---------- Raw data
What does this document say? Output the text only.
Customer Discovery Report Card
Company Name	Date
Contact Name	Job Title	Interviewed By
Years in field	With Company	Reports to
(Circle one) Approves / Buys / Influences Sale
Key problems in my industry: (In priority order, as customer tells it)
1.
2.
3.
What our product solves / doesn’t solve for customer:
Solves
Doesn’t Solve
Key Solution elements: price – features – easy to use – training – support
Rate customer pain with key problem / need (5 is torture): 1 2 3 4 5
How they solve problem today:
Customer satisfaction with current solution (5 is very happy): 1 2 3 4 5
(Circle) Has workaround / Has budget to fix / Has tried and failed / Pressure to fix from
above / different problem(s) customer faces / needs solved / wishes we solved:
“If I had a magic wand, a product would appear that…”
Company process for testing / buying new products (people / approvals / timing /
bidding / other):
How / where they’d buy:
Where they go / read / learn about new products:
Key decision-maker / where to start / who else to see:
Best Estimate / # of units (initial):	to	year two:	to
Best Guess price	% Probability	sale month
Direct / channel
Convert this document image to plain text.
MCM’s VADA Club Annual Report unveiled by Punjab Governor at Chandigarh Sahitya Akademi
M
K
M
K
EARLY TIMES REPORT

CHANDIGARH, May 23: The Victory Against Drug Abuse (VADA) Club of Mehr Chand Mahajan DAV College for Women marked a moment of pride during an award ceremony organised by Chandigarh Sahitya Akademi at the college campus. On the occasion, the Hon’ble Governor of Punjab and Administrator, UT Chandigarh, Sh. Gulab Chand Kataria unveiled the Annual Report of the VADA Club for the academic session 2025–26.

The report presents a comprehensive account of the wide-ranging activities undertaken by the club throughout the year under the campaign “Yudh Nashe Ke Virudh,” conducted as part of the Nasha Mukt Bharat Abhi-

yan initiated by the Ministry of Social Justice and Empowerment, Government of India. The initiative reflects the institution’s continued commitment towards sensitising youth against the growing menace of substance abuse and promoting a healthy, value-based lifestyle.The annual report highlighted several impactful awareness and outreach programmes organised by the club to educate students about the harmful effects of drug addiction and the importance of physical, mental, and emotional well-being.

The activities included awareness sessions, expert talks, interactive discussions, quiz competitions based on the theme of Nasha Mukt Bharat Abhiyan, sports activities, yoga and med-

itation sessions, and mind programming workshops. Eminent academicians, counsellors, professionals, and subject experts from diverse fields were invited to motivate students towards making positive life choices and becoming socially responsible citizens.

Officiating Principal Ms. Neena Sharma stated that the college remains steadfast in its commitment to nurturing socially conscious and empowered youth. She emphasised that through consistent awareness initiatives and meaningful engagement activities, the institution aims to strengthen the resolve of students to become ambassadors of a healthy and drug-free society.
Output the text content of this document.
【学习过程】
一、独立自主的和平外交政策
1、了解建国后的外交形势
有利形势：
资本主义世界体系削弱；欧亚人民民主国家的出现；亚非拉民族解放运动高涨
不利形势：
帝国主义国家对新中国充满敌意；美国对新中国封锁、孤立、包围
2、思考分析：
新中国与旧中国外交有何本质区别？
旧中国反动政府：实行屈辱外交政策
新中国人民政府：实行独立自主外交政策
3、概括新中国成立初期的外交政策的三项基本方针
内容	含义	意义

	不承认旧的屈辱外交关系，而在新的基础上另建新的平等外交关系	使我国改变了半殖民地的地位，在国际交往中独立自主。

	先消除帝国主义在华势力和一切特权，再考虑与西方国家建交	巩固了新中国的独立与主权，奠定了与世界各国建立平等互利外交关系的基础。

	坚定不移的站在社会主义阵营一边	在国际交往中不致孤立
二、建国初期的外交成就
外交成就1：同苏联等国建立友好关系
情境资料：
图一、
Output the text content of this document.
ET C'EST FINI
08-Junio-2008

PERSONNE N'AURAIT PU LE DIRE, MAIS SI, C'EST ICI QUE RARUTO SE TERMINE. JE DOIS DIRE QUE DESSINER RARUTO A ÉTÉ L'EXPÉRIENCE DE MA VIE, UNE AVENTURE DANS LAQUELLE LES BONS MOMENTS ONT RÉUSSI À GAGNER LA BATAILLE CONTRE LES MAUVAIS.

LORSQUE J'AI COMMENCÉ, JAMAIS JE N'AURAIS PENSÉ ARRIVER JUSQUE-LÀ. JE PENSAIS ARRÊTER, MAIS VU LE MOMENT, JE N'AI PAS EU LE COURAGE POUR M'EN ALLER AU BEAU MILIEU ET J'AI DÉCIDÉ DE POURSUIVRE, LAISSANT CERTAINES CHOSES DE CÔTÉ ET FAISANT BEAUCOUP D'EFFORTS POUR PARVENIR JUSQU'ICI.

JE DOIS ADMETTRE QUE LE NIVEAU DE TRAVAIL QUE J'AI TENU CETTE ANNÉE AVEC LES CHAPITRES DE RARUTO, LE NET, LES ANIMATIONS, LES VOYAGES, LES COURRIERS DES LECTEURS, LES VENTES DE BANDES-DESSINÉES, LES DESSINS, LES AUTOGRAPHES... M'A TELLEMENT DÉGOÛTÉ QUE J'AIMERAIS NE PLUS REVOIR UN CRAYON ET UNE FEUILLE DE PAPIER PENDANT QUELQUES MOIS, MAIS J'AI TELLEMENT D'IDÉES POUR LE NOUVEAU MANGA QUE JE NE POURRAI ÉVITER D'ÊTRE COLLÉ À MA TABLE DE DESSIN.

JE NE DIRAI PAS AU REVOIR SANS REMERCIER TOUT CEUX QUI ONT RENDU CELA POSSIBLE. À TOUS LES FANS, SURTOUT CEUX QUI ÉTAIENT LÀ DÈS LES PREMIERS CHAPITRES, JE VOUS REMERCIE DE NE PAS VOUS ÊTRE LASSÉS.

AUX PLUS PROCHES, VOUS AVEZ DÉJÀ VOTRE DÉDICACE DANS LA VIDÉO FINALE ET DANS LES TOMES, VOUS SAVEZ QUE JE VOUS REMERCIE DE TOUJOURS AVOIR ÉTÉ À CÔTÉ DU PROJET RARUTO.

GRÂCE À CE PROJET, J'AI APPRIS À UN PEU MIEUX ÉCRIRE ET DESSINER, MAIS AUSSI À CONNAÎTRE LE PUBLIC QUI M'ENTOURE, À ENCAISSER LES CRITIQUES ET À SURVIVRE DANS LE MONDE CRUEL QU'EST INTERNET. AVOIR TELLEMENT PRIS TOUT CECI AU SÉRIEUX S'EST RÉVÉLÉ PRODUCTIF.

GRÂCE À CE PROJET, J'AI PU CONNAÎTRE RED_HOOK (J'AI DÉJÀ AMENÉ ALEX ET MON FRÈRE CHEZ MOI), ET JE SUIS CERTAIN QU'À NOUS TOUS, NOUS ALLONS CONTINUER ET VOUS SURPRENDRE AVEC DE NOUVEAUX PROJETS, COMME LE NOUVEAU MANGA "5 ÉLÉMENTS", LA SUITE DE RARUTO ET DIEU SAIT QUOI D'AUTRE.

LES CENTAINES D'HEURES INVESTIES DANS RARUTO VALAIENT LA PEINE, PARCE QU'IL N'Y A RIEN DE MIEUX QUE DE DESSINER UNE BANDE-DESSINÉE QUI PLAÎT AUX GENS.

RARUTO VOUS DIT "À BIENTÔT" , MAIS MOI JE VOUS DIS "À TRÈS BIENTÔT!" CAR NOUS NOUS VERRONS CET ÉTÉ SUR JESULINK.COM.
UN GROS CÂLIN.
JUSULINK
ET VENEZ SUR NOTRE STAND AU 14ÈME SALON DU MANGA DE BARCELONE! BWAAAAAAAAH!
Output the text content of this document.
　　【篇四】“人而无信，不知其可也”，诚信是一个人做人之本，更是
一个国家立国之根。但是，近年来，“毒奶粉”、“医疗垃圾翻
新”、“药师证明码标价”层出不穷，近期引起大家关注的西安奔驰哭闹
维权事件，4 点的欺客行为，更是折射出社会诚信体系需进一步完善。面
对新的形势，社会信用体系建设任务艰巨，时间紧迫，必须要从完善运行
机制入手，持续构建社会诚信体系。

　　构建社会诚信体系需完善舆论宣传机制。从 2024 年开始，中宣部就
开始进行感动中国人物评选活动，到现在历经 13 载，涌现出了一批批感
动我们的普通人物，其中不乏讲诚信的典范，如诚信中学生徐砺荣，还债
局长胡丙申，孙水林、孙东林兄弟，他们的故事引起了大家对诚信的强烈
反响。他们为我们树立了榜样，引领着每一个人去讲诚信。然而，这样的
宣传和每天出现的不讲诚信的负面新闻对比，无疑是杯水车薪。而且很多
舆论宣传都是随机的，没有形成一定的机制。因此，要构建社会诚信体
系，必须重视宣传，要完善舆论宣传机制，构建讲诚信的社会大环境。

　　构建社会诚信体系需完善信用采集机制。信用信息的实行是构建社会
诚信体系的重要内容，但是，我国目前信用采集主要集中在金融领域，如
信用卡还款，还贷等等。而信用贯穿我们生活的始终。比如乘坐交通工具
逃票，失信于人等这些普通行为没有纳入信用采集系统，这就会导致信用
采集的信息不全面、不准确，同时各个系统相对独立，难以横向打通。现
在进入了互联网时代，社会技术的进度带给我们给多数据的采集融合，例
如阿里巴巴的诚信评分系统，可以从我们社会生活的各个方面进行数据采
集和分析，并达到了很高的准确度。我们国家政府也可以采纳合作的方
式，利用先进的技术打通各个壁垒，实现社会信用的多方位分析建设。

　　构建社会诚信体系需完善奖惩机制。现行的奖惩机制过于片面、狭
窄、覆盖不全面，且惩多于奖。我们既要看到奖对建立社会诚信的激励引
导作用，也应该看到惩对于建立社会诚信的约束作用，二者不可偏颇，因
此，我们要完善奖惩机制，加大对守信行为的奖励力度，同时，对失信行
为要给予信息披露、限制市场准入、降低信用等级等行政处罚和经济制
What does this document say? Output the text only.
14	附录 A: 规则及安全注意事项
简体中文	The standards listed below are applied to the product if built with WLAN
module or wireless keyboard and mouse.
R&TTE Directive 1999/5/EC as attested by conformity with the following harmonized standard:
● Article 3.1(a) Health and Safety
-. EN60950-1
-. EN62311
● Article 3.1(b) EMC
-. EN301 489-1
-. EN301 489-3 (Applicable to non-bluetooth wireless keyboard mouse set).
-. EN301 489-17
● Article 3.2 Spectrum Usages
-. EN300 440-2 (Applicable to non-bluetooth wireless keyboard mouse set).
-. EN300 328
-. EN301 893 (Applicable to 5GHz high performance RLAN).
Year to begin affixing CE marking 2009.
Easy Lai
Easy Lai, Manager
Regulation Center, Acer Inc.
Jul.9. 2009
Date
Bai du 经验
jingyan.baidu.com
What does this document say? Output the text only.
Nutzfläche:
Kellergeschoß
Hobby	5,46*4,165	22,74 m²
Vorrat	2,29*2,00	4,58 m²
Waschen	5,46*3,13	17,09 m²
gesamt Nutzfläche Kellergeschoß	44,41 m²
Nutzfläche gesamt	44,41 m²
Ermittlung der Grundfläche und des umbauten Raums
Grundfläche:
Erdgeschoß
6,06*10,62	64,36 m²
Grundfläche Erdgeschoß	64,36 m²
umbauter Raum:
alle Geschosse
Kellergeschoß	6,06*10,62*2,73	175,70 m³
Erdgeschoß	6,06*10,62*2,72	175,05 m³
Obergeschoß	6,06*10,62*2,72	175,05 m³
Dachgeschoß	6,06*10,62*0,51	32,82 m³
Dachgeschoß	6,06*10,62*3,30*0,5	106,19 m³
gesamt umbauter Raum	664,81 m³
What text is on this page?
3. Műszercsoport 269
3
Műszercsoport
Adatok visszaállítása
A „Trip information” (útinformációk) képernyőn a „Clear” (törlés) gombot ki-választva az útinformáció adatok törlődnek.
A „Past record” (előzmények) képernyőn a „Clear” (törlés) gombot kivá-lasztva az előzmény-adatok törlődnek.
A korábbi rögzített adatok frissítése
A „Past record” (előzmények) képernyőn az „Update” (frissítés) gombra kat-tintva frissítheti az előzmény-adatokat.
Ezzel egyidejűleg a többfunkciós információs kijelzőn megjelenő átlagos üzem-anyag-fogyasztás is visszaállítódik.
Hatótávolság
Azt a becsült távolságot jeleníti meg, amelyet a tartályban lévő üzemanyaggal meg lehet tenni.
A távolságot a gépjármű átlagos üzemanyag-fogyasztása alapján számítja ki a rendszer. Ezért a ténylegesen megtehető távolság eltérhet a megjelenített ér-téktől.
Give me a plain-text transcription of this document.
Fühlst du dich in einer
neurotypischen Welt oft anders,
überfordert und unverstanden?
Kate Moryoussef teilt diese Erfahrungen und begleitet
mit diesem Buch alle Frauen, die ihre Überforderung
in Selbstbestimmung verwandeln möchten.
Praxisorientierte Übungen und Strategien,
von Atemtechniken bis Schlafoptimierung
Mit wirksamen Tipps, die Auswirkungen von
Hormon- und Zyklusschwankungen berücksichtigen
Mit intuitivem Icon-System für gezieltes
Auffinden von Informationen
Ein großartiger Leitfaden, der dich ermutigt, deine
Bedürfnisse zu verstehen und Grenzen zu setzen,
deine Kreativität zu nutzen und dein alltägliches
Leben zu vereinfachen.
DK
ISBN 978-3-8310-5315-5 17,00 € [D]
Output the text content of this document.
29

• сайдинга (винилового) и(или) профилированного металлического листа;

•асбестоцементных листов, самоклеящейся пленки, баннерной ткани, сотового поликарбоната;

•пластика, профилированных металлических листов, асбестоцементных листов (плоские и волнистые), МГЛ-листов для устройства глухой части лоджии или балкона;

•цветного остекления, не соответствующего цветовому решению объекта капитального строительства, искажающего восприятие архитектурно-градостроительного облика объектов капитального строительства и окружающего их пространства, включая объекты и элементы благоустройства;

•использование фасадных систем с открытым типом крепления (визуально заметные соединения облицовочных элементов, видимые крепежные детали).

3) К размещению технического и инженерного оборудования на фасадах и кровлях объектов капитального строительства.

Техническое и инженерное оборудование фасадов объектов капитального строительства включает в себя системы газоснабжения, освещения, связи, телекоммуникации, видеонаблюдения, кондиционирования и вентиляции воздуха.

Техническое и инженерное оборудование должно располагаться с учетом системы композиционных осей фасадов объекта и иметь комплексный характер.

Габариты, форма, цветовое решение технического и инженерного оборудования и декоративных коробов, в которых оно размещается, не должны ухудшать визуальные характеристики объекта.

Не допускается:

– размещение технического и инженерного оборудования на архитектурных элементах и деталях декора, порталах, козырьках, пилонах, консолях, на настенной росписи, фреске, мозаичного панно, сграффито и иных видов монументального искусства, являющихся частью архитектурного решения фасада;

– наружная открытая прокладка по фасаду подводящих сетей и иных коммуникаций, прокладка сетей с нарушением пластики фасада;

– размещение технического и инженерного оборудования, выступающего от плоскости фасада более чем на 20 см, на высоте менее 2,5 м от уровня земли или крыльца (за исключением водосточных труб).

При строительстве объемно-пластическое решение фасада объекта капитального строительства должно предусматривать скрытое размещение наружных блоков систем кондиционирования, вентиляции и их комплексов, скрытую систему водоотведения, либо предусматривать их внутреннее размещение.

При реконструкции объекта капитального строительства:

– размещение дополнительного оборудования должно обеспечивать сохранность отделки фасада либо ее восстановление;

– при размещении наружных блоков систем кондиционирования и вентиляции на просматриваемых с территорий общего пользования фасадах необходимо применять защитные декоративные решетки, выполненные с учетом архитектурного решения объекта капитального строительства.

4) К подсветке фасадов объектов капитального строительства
--------------------
=== Direction ===
Search the listing for the string "képernyőn". Copy each line where it turns up.

=== Written reply ===
A „Trip information” (útinformációk) képernyőn a „Clear” (törlés) gombot ki-választva az útinformáció adatok törlődnek.
A „Past record” (előzmények) képernyőn a „Clear” (törlés) gombot kivá-lasztva az előzmény-adatok törlődnek.
A „Past record” (előzmények) képernyőn az „Update” (frissítés) gombra kat-tintva frissítheti az előzmény-adatokat.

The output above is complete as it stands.